Exercise brief:
Reproduce the material verbatim, from its first line through the line containing "guide-paragraph: In Inspiring".

--- Begin ---

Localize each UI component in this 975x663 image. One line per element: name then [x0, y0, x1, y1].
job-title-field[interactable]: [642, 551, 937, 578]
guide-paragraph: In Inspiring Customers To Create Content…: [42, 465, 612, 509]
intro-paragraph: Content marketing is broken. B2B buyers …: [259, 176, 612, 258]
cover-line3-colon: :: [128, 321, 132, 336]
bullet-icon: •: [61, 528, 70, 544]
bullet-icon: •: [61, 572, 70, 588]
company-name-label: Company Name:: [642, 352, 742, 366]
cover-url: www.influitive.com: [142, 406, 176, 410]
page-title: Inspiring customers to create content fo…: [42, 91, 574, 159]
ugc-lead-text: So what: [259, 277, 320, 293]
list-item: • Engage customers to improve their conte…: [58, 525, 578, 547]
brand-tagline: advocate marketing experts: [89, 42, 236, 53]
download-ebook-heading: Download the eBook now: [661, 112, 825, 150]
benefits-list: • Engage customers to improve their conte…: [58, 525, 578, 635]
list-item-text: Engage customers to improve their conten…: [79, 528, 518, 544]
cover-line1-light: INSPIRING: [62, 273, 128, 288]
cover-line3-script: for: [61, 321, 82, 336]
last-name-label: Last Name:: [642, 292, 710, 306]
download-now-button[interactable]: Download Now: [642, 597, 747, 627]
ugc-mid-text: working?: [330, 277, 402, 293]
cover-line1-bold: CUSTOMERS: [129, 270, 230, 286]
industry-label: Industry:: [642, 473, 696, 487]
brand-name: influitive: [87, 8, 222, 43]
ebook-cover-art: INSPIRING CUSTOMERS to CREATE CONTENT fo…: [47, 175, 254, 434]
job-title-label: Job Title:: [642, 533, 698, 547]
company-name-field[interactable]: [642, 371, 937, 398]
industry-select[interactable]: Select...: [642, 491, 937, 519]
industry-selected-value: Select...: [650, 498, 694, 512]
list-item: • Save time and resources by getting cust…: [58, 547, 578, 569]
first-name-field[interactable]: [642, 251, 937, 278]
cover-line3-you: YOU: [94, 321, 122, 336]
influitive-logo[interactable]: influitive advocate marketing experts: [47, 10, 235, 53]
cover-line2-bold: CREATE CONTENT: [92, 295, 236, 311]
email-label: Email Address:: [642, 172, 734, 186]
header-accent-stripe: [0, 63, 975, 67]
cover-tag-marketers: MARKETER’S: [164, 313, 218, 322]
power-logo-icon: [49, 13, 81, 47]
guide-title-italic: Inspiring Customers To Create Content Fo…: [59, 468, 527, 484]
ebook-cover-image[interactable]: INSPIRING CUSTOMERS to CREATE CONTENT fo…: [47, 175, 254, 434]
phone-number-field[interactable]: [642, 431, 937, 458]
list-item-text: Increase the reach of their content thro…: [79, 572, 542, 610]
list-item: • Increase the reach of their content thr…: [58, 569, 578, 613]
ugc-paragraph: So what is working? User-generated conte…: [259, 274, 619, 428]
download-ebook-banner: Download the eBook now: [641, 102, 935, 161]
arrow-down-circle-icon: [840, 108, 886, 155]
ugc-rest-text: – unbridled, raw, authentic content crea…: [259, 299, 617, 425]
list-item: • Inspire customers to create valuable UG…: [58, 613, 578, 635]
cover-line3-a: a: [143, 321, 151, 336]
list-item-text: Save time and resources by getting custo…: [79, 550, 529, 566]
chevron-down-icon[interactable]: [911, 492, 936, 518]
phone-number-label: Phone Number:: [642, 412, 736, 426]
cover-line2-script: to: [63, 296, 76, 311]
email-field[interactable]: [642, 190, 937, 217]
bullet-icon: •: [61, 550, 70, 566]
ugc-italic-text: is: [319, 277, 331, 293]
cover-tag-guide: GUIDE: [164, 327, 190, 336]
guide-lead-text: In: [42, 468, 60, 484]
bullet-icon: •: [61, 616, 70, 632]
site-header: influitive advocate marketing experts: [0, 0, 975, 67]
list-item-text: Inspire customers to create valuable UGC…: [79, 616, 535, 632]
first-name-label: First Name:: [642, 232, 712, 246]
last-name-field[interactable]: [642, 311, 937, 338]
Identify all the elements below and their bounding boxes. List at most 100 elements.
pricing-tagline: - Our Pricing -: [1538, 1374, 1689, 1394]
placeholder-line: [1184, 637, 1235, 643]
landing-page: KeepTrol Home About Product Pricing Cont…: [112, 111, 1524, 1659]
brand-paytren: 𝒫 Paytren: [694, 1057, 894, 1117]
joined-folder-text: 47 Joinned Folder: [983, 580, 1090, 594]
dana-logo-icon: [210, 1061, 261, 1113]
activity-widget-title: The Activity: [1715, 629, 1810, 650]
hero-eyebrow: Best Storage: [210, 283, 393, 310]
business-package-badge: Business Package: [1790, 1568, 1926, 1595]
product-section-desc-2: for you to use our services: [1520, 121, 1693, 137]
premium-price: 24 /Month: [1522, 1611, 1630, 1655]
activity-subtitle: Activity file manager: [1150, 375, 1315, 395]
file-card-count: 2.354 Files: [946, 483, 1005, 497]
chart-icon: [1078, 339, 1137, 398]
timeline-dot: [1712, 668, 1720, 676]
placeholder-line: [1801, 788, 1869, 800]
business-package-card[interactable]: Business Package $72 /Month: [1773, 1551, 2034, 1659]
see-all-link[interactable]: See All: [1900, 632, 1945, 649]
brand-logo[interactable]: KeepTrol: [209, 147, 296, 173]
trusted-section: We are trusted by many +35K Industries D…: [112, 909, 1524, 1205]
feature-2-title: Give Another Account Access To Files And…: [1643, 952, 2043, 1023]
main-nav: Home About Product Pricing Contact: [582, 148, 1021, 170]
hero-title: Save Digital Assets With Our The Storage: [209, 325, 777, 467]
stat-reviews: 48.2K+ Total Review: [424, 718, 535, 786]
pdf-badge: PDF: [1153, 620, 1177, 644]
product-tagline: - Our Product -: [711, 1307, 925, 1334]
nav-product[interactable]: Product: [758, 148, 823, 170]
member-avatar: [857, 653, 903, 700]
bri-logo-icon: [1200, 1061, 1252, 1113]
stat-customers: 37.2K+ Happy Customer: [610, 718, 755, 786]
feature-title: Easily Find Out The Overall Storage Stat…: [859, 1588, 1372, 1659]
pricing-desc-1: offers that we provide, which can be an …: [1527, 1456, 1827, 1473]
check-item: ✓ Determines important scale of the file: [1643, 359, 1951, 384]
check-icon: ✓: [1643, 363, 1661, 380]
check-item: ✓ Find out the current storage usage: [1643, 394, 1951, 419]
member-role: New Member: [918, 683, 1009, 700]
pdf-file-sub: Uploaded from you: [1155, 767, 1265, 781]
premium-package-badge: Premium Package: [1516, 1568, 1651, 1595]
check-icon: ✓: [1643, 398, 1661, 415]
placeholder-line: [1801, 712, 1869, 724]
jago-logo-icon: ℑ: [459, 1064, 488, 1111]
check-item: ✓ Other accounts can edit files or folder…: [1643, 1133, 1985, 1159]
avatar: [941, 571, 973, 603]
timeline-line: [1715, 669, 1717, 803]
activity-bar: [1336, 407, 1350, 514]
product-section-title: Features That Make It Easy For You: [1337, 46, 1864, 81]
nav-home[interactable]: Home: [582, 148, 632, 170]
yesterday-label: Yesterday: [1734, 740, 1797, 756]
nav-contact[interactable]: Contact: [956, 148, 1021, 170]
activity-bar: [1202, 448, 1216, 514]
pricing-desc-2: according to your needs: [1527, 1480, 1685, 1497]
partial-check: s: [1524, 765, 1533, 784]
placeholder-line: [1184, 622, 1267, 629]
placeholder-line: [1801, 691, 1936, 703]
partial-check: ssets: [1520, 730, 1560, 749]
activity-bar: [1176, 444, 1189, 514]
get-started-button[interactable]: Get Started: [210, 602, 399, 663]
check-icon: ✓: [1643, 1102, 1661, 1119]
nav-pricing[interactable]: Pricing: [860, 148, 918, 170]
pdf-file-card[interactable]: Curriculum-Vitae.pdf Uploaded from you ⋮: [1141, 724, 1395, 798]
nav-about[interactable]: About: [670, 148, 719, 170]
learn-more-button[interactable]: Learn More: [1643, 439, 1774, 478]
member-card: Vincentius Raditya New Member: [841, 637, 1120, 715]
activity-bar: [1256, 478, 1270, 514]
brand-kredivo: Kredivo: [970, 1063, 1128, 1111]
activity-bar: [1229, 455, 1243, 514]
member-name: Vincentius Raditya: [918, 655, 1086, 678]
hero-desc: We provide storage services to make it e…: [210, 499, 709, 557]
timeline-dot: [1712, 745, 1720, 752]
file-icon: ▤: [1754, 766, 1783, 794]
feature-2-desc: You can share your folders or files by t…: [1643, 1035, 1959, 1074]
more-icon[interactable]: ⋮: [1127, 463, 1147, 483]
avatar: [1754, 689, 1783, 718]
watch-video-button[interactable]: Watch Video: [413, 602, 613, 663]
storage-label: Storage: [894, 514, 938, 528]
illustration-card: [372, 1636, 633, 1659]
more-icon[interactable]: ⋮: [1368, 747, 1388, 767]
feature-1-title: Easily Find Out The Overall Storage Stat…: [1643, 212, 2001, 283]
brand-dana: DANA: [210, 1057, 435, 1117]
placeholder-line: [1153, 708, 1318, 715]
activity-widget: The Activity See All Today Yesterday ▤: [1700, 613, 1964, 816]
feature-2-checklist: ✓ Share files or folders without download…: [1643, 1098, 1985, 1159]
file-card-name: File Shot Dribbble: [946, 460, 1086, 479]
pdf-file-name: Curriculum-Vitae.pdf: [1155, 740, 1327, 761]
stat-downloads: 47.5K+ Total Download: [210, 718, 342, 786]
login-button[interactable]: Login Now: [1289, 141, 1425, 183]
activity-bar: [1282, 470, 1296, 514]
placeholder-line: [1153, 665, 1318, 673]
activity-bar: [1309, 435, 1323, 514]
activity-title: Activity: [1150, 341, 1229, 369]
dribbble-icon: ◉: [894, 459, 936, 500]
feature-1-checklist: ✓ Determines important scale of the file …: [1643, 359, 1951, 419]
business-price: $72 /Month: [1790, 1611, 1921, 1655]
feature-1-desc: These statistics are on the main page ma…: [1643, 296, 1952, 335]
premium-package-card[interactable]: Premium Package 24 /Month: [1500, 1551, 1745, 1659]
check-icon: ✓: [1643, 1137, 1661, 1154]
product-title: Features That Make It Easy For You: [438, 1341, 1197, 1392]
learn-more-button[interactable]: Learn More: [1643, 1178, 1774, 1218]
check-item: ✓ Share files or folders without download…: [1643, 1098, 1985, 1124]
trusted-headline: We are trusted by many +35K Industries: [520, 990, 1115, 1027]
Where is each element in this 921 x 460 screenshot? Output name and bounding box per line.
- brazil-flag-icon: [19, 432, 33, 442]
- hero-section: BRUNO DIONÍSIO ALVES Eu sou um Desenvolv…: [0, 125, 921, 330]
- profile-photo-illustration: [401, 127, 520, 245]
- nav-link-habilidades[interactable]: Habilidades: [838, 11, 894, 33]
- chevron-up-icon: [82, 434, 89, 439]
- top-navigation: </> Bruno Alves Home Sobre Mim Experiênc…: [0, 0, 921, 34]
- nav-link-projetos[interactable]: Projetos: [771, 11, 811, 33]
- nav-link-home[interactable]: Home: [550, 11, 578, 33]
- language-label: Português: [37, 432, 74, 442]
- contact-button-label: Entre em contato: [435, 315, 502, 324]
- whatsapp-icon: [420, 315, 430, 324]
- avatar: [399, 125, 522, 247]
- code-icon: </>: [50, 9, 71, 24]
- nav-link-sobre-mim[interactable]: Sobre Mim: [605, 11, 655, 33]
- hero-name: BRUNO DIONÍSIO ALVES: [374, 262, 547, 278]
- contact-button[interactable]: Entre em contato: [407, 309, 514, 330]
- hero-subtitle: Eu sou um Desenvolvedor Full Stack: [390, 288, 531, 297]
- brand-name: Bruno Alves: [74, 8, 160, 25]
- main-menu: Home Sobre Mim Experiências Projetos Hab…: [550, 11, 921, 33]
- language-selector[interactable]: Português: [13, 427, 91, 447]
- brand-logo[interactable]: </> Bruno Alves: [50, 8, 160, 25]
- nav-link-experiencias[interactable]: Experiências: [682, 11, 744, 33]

--- End ---

Exercise output:
Localize each UI component in this 975x663 image. One line per element: name then [x0, y0, x1, y1].
job-title-field[interactable]: [642, 551, 937, 578]
guide-paragraph: In Inspiring Customers To Create Content…: [42, 465, 612, 509]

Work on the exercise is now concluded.